/---
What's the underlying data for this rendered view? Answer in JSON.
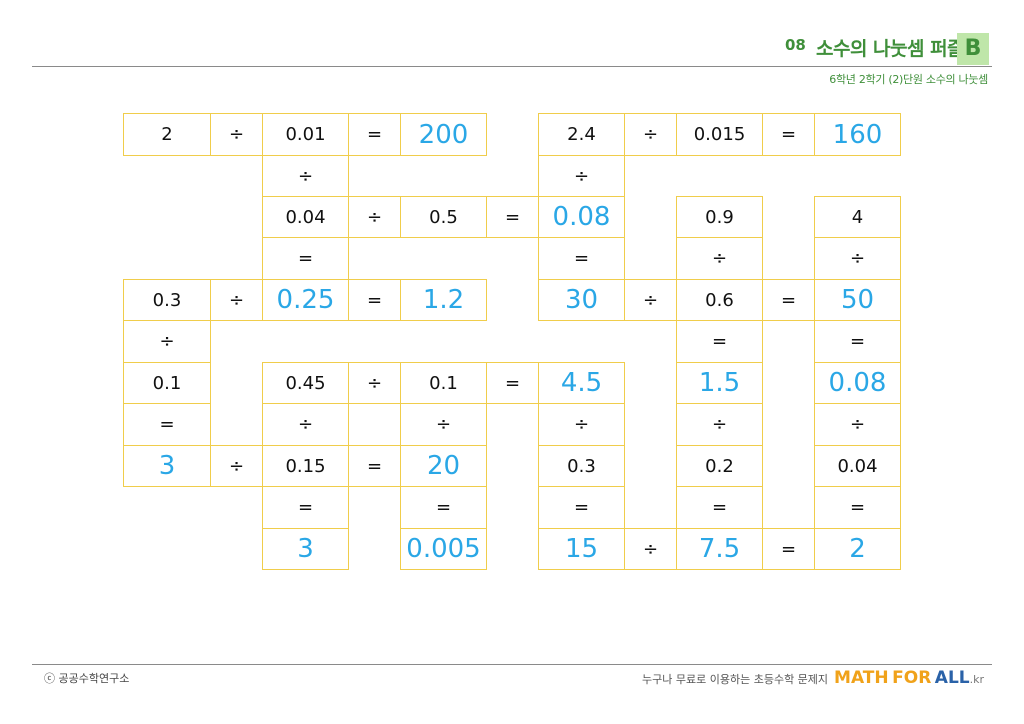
{
  "header": {
    "number": "08",
    "title": "소수의 나눗셈 퍼즐",
    "badge": "B",
    "subtitle": "6학년 2학기 (2)단원 소수의 나눗셈"
  },
  "puzzle": {
    "rows": [
      [
        {
          "t": "g",
          "v": "2"
        },
        {
          "t": "o",
          "v": "÷"
        },
        {
          "t": "g",
          "v": "0.01"
        },
        {
          "t": "o",
          "v": "="
        },
        {
          "t": "a",
          "v": "200"
        },
        null,
        {
          "t": "g",
          "v": "2.4"
        },
        {
          "t": "o",
          "v": "÷"
        },
        {
          "t": "g",
          "v": "0.015"
        },
        {
          "t": "o",
          "v": "="
        },
        {
          "t": "a",
          "v": "160"
        }
      ],
      [
        null,
        null,
        {
          "t": "o",
          "v": "÷"
        },
        null,
        null,
        null,
        {
          "t": "o",
          "v": "÷"
        },
        null,
        null,
        null,
        null
      ],
      [
        null,
        null,
        {
          "t": "g",
          "v": "0.04"
        },
        {
          "t": "o",
          "v": "÷"
        },
        {
          "t": "g",
          "v": "0.5"
        },
        {
          "t": "o",
          "v": "="
        },
        {
          "t": "a",
          "v": "0.08"
        },
        null,
        {
          "t": "g",
          "v": "0.9"
        },
        null,
        {
          "t": "g",
          "v": "4"
        }
      ],
      [
        null,
        null,
        {
          "t": "o",
          "v": "="
        },
        null,
        null,
        null,
        {
          "t": "o",
          "v": "="
        },
        null,
        {
          "t": "o",
          "v": "÷"
        },
        null,
        {
          "t": "o",
          "v": "÷"
        }
      ],
      [
        {
          "t": "g",
          "v": "0.3"
        },
        {
          "t": "o",
          "v": "÷"
        },
        {
          "t": "a",
          "v": "0.25"
        },
        {
          "t": "o",
          "v": "="
        },
        {
          "t": "a",
          "v": "1.2"
        },
        null,
        {
          "t": "a",
          "v": "30"
        },
        {
          "t": "o",
          "v": "÷"
        },
        {
          "t": "g",
          "v": "0.6"
        },
        {
          "t": "o",
          "v": "="
        },
        {
          "t": "a",
          "v": "50"
        }
      ],
      [
        {
          "t": "o",
          "v": "÷"
        },
        null,
        null,
        null,
        null,
        null,
        null,
        null,
        {
          "t": "o",
          "v": "="
        },
        null,
        {
          "t": "o",
          "v": "="
        }
      ],
      [
        {
          "t": "g",
          "v": "0.1"
        },
        null,
        {
          "t": "g",
          "v": "0.45"
        },
        {
          "t": "o",
          "v": "÷"
        },
        {
          "t": "g",
          "v": "0.1"
        },
        {
          "t": "o",
          "v": "="
        },
        {
          "t": "a",
          "v": "4.5"
        },
        null,
        {
          "t": "a",
          "v": "1.5"
        },
        null,
        {
          "t": "a",
          "v": "0.08"
        }
      ],
      [
        {
          "t": "o",
          "v": "="
        },
        null,
        {
          "t": "o",
          "v": "÷"
        },
        null,
        {
          "t": "o",
          "v": "÷"
        },
        null,
        {
          "t": "o",
          "v": "÷"
        },
        null,
        {
          "t": "o",
          "v": "÷"
        },
        null,
        {
          "t": "o",
          "v": "÷"
        }
      ],
      [
        {
          "t": "a",
          "v": "3"
        },
        {
          "t": "o",
          "v": "÷"
        },
        {
          "t": "g",
          "v": "0.15"
        },
        {
          "t": "o",
          "v": "="
        },
        {
          "t": "a",
          "v": "20"
        },
        null,
        {
          "t": "g",
          "v": "0.3"
        },
        null,
        {
          "t": "g",
          "v": "0.2"
        },
        null,
        {
          "t": "g",
          "v": "0.04"
        }
      ],
      [
        null,
        null,
        {
          "t": "o",
          "v": "="
        },
        null,
        {
          "t": "o",
          "v": "="
        },
        null,
        {
          "t": "o",
          "v": "="
        },
        null,
        {
          "t": "o",
          "v": "="
        },
        null,
        {
          "t": "o",
          "v": "="
        }
      ],
      [
        null,
        null,
        {
          "t": "a",
          "v": "3"
        },
        null,
        {
          "t": "a",
          "v": "0.005"
        },
        null,
        {
          "t": "a",
          "v": "15"
        },
        {
          "t": "o",
          "v": "÷"
        },
        {
          "t": "a",
          "v": "7.5"
        },
        {
          "t": "o",
          "v": "="
        },
        {
          "t": "a",
          "v": "2"
        }
      ]
    ]
  },
  "footer": {
    "copyright": "ⓒ 공공수학연구소",
    "tagline": "누구나 무료로 이용하는 초등수학 문제지",
    "brand_math": "MATH",
    "brand_for": "FOR",
    "brand_all": "ALL",
    "brand_tld": ".kr"
  }
}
\---
### Goal
Your copy should repeat each entry above exactly but contain no pictures.

### Result
What's the underlying data for this rendered view? Answer in JSON.
{
  "header": {
    "number": "08",
    "title": "소수의 나눗셈 퍼즐",
    "badge": "B",
    "subtitle": "6학년 2학기 (2)단원 소수의 나눗셈"
  },
  "puzzle": {
    "rows": [
      [
        {
          "t": "g",
          "v": "2"
        },
        {
          "t": "o",
          "v": "÷"
        },
        {
          "t": "g",
          "v": "0.01"
        },
        {
          "t": "o",
          "v": "="
        },
        {
          "t": "a",
          "v": "200"
        },
        null,
        {
          "t": "g",
          "v": "2.4"
        },
        {
          "t": "o",
          "v": "÷"
        },
        {
          "t": "g",
          "v": "0.015"
        },
        {
          "t": "o",
          "v": "="
        },
        {
          "t": "a",
          "v": "160"
        }
      ],
      [
        null,
        null,
        {
          "t": "o",
          "v": "÷"
        },
        null,
        null,
        null,
        {
          "t": "o",
          "v": "÷"
        },
        null,
        null,
        null,
        null
      ],
      [
        null,
        null,
        {
          "t": "g",
          "v": "0.04"
        },
        {
          "t": "o",
          "v": "÷"
        },
        {
          "t": "g",
          "v": "0.5"
        },
        {
          "t": "o",
          "v": "="
        },
        {
          "t": "a",
          "v": "0.08"
        },
        null,
        {
          "t": "g",
          "v": "0.9"
        },
        null,
        {
          "t": "g",
          "v": "4"
        }
      ],
      [
        null,
        null,
        {
          "t": "o",
          "v": "="
        },
        null,
        null,
        null,
        {
          "t": "o",
          "v": "="
        },
        null,
        {
          "t": "o",
          "v": "÷"
        },
        null,
        {
          "t": "o",
          "v": "÷"
        }
      ],
      [
        {
          "t": "g",
          "v": "0.3"
        },
        {
          "t": "o",
          "v": "÷"
        },
        {
          "t": "a",
          "v": "0.25"
        },
        {
          "t": "o",
          "v": "="
        },
        {
          "t": "a",
          "v": "1.2"
        },
        null,
        {
          "t": "a",
          "v": "30"
        },
        {
          "t": "o",
          "v": "÷"
        },
        {
          "t": "g",
          "v": "0.6"
        },
        {
          "t": "o",
          "v": "="
        },
        {
          "t": "a",
          "v": "50"
        }
      ],
      [
        {
          "t": "o",
          "v": "÷"
        },
        null,
        null,
        null,
        null,
        null,
        null,
        null,
        {
          "t": "o",
          "v": "="
        },
        null,
        {
          "t": "o",
          "v": "="
        }
      ],
      [
        {
          "t": "g",
          "v": "0.1"
        },
        null,
        {
          "t": "g",
          "v": "0.45"
        },
        {
          "t": "o",
          "v": "÷"
        },
        {
          "t": "g",
          "v": "0.1"
        },
        {
          "t": "o",
          "v": "="
        },
        {
          "t": "a",
          "v": "4.5"
        },
        null,
        {
          "t": "a",
          "v": "1.5"
        },
        null,
        {
          "t": "a",
          "v": "0.08"
        }
      ],
      [
        {
          "t": "o",
          "v": "="
        },
        null,
        {
          "t": "o",
          "v": "÷"
        },
        null,
        {
          "t": "o",
          "v": "÷"
        },
        null,
        {
          "t": "o",
          "v": "÷"
        },
        null,
        {
          "t": "o",
          "v": "÷"
        },
        null,
        {
          "t": "o",
          "v": "÷"
        }
      ],
      [
        {
          "t": "a",
          "v": "3"
        },
        {
          "t": "o",
          "v": "÷"
        },
        {
          "t": "g",
          "v": "0.15"
        },
        {
          "t": "o",
          "v": "="
        },
        {
          "t": "a",
          "v": "20"
        },
        null,
        {
          "t": "g",
          "v": "0.3"
        },
        null,
        {
          "t": "g",
          "v": "0.2"
        },
        null,
        {
          "t": "g",
          "v": "0.04"
        }
      ],
      [
        null,
        null,
        {
          "t": "o",
          "v": "="
        },
        null,
        {
          "t": "o",
          "v": "="
        },
        null,
        {
          "t": "o",
          "v": "="
        },
        null,
        {
          "t": "o",
          "v": "="
        },
        null,
        {
          "t": "o",
          "v": "="
        }
      ],
      [
        null,
        null,
        {
          "t": "a",
          "v": "3"
        },
        null,
        {
          "t": "a",
          "v": "0.005"
        },
        null,
        {
          "t": "a",
          "v": "15"
        },
        {
          "t": "o",
          "v": "÷"
        },
        {
          "t": "a",
          "v": "7.5"
        },
        {
          "t": "o",
          "v": "="
        },
        {
          "t": "a",
          "v": "2"
        }
      ]
    ]
  },
  "footer": {
    "copyright": "ⓒ 공공수학연구소",
    "tagline": "누구나 무료로 이용하는 초등수학 문제지",
    "brand_math": "MATH",
    "brand_for": "FOR",
    "brand_all": "ALL",
    "brand_tld": ".kr"
  }
}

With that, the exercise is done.